### Given problem
Write out all of the lines below, exactly and completely.

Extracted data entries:
══════════

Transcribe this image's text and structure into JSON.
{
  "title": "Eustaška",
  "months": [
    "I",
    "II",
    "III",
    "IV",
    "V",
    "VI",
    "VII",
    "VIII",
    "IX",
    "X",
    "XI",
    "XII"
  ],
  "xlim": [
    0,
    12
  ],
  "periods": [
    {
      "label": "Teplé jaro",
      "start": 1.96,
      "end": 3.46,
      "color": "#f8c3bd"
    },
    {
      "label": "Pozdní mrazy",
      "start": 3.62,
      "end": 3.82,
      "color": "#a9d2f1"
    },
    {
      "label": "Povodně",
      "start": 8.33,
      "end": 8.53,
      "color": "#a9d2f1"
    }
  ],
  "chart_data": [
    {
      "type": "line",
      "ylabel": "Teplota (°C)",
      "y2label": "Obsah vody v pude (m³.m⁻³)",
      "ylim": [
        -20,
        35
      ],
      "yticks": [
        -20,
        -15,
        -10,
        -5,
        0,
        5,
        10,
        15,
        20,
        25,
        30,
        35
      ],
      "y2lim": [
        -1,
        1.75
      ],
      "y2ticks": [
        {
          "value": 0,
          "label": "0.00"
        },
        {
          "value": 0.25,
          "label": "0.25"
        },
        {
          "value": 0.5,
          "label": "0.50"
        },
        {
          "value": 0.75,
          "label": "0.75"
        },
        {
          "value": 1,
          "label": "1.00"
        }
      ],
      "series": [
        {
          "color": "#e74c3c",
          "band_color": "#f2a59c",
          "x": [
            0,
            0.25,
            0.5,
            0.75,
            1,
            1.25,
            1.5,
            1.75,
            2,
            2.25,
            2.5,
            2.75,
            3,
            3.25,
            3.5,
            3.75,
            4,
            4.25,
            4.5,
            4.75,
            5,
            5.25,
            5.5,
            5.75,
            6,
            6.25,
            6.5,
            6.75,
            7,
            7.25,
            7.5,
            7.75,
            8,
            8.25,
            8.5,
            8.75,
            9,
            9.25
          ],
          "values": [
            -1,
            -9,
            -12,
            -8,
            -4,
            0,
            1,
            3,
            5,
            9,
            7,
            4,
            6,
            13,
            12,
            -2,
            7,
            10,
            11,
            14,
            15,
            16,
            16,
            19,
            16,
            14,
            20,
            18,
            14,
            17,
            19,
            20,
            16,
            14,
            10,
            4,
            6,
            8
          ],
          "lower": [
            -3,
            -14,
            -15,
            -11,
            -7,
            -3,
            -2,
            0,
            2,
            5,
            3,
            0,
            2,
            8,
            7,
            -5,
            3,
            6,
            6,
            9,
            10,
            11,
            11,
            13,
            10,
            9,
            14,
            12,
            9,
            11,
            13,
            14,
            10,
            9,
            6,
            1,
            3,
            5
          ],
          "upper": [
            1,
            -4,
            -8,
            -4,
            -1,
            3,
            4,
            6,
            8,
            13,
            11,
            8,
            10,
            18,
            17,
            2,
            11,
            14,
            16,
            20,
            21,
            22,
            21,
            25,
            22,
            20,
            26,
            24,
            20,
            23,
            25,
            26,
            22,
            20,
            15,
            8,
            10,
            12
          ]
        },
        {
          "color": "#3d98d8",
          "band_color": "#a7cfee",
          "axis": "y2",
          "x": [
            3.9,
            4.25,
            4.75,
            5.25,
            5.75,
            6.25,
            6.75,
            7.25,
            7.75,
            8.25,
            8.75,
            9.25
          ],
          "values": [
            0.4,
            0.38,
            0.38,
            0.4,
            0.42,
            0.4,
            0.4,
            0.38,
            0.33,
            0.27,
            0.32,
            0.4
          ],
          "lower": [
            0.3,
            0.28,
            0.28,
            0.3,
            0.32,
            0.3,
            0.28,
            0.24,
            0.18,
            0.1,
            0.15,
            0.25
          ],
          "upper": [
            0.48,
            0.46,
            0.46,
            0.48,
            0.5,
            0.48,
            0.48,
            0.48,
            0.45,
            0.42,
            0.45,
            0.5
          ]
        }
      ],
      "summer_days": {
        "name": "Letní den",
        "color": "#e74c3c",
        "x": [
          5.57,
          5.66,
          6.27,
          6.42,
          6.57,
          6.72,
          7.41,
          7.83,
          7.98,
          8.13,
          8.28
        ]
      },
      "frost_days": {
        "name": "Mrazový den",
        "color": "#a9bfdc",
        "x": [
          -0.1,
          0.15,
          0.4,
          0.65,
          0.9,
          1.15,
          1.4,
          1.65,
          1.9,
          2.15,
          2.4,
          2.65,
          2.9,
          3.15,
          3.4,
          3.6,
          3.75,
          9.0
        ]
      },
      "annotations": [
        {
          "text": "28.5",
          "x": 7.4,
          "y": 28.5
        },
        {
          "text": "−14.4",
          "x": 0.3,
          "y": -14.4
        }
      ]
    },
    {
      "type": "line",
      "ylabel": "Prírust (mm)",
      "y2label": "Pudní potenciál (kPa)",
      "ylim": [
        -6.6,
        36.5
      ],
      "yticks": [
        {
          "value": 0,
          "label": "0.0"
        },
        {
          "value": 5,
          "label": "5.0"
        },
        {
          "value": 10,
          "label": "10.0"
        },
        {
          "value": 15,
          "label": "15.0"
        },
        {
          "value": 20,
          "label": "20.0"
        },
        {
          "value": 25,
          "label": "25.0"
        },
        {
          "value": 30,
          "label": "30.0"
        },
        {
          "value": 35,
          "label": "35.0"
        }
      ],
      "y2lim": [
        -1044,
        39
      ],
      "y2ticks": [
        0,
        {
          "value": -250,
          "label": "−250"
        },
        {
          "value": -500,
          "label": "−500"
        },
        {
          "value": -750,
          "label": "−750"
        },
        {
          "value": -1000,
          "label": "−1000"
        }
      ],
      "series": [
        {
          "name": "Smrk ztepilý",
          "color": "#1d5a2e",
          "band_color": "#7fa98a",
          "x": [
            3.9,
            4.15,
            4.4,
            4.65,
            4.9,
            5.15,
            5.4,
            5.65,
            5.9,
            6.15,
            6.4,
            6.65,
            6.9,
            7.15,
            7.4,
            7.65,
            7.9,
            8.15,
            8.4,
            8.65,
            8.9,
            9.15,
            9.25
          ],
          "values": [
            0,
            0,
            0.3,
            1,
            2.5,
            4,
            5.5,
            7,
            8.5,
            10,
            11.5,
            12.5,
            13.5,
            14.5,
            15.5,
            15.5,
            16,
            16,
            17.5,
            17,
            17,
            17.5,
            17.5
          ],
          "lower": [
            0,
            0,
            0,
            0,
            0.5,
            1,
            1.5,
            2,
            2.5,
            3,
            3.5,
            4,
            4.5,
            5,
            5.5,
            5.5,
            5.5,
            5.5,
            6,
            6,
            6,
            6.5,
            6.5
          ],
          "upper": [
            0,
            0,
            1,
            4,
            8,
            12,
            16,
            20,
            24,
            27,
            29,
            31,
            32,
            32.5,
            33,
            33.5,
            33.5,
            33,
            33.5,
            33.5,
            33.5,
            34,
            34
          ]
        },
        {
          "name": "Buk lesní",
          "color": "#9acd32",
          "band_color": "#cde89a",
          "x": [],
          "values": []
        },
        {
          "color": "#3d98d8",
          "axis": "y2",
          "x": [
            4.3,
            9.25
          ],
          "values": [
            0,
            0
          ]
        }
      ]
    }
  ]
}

══════════

### Worked solution
Transcribe this image's text and structure into JSON.
{
  "title": "Eustaška",
  "months": [
    "I",
    "II",
    "III",
    "IV",
    "V",
    "VI",
    "VII",
    "VIII",
    "IX",
    "X",
    "XI",
    "XII"
  ],
  "xlim": [
    0,
    12
  ],
  "periods": [
    {
      "label": "Teplé jaro",
      "start": 1.96,
      "end": 3.46,
      "color": "#f8c3bd"
    },
    {
      "label": "Pozdní mrazy",
      "start": 3.62,
      "end": 3.82,
      "color": "#a9d2f1"
    },
    {
      "label": "Povodně",
      "start": 8.33,
      "end": 8.53,
      "color": "#a9d2f1"
    }
  ],
  "chart_data": [
    {
      "type": "line",
      "ylabel": "Teplota (°C)",
      "y2label": "Obsah vody v pude (m³.m⁻³)",
      "ylim": [
        -20,
        35
      ],
      "yticks": [
        -20,
        -15,
        -10,
        -5,
        0,
        5,
        10,
        15,
        20,
        25,
        30,
        35
      ],
      "y2lim": [
        -1,
        1.75
      ],
      "y2ticks": [
        {
          "value": 0,
          "label": "0.00"
        },
        {
          "value": 0.25,
          "label": "0.25"
        },
        {
          "value": 0.5,
          "label": "0.50"
        },
        {
          "value": 0.75,
          "label": "0.75"
        },
        {
          "value": 1,
          "label": "1.00"
        }
      ],
      "series": [
        {
          "color": "#e74c3c",
          "band_color": "#f2a59c",
          "x": [
            0,
            0.25,
            0.5,
            0.75,
            1,
            1.25,
            1.5,
            1.75,
            2,
            2.25,
            2.5,
            2.75,
            3,
            3.25,
            3.5,
            3.75,
            4,
            4.25,
            4.5,
            4.75,
            5,
            5.25,
            5.5,
            5.75,
            6,
            6.25,
            6.5,
            6.75,
            7,
            7.25,
            7.5,
            7.75,
            8,
            8.25,
            8.5,
            8.75,
            9,
            9.25
          ],
          "values": [
            -1,
            -9,
            -12,
            -8,
            -4,
            0,
            1,
            3,
            5,
            9,
            7,
            4,
            6,
            13,
            12,
            -2,
            7,
            10,
            11,
            14,
            15,
            16,
            16,
            19,
            16,
            14,
            20,
            18,
            14,
            17,
            19,
            20,
            16,
            14,
            10,
            4,
            6,
            8
          ],
          "lower": [
            -3,
            -14,
            -15,
            -11,
            -7,
            -3,
            -2,
            0,
            2,
            5,
            3,
            0,
            2,
            8,
            7,
            -5,
            3,
            6,
            6,
            9,
            10,
            11,
            11,
            13,
            10,
            9,
            14,
            12,
            9,
            11,
            13,
            14,
            10,
            9,
            6,
            1,
            3,
            5
          ],
          "upper": [
            1,
            -4,
            -8,
            -4,
            -1,
            3,
            4,
            6,
            8,
            13,
            11,
            8,
            10,
            18,
            17,
            2,
            11,
            14,
            16,
            20,
            21,
            22,
            21,
            25,
            22,
            20,
            26,
            24,
            20,
            23,
            25,
            26,
            22,
            20,
            15,
            8,
            10,
            12
          ]
        },
        {
          "color": "#3d98d8",
          "band_color": "#a7cfee",
          "axis": "y2",
          "x": [
            3.9,
            4.25,
            4.75,
            5.25,
            5.75,
            6.25,
            6.75,
            7.25,
            7.75,
            8.25,
            8.75,
            9.25
          ],
          "values": [
            0.4,
            0.38,
            0.38,
            0.4,
            0.42,
            0.4,
            0.4,
            0.38,
            0.33,
            0.27,
            0.32,
            0.4
          ],
          "lower": [
            0.3,
            0.28,
            0.28,
            0.3,
            0.32,
            0.3,
            0.28,
            0.24,
            0.18,
            0.1,
            0.15,
            0.25
          ],
          "upper": [
            0.48,
            0.46,
            0.46,
            0.48,
            0.5,
            0.48,
            0.48,
            0.48,
            0.45,
            0.42,
            0.45,
            0.5
          ]
        }
      ],
      "summer_days": {
        "name": "Letní den",
        "color": "#e74c3c",
        "x": [
          5.57,
          5.66,
          6.27,
          6.42,
          6.57,
          6.72,
          7.41,
          7.83,
          7.98,
          8.13,
          8.28
        ]
      },
      "frost_days": {
        "name": "Mrazový den",
        "color": "#a9bfdc",
        "x": [
          -0.1,
          0.15,
          0.4,
          0.65,
          0.9,
          1.15,
          1.4,
          1.65,
          1.9,
          2.15,
          2.4,
          2.65,
          2.9,
          3.15,
          3.4,
          3.6,
          3.75,
          9.0
        ]
      },
      "annotations": [
        {
          "text": "28.5",
          "x": 7.4,
          "y": 28.5
        },
        {
          "text": "−14.4",
          "x": 0.3,
          "y": -14.4
        }
      ]
    },
    {
      "type": "line",
      "ylabel": "Prírust (mm)",
      "y2label": "Pudní potenciál (kPa)",
      "ylim": [
        -6.6,
        36.5
      ],
      "yticks": [
        {
          "value": 0,
          "label": "0.0"
        },
        {
          "value": 5,
          "label": "5.0"
        },
        {
          "value": 10,
          "label": "10.0"
        },
        {
          "value": 15,
          "label": "15.0"
        },
        {
          "value": 20,
          "label": "20.0"
        },
        {
          "value": 25,
          "label": "25.0"
        },
        {
          "value": 30,
          "label": "30.0"
        },
        {
          "value": 35,
          "label": "35.0"
        }
      ],
      "y2lim": [
        -1044,
        39
      ],
      "y2ticks": [
        0,
        {
          "value": -250,
          "label": "−250"
        },
        {
          "value": -500,
          "label": "−500"
        },
        {
          "value": -750,
          "label": "−750"
        },
        {
          "value": -1000,
          "label": "−1000"
        }
      ],
      "series": [
        {
          "name": "Smrk ztepilý",
          "color": "#1d5a2e",
          "band_color": "#7fa98a",
          "x": [
            3.9,
            4.15,
            4.4,
            4.65,
            4.9,
            5.15,
            5.4,
            5.65,
            5.9,
            6.15,
            6.4,
            6.65,
            6.9,
            7.15,
            7.4,
            7.65,
            7.9,
            8.15,
            8.4,
            8.65,
            8.9,
            9.15,
            9.25
          ],
          "values": [
            0,
            0,
            0.3,
            1,
            2.5,
            4,
            5.5,
            7,
            8.5,
            10,
            11.5,
            12.5,
            13.5,
            14.5,
            15.5,
            15.5,
            16,
            16,
            17.5,
            17,
            17,
            17.5,
            17.5
          ],
          "lower": [
            0,
            0,
            0,
            0,
            0.5,
            1,
            1.5,
            2,
            2.5,
            3,
            3.5,
            4,
            4.5,
            5,
            5.5,
            5.5,
            5.5,
            5.5,
            6,
            6,
            6,
            6.5,
            6.5
          ],
          "upper": [
            0,
            0,
            1,
            4,
            8,
            12,
            16,
            20,
            24,
            27,
            29,
            31,
            32,
            32.5,
            33,
            33.5,
            33.5,
            33,
            33.5,
            33.5,
            33.5,
            34,
            34
          ]
        },
        {
          "name": "Buk lesní",
          "color": "#9acd32",
          "band_color": "#cde89a",
          "x": [],
          "values": []
        },
        {
          "color": "#3d98d8",
          "axis": "y2",
          "x": [
            4.3,
            9.25
          ],
          "values": [
            0,
            0
          ]
        }
      ]
    }
  ]
}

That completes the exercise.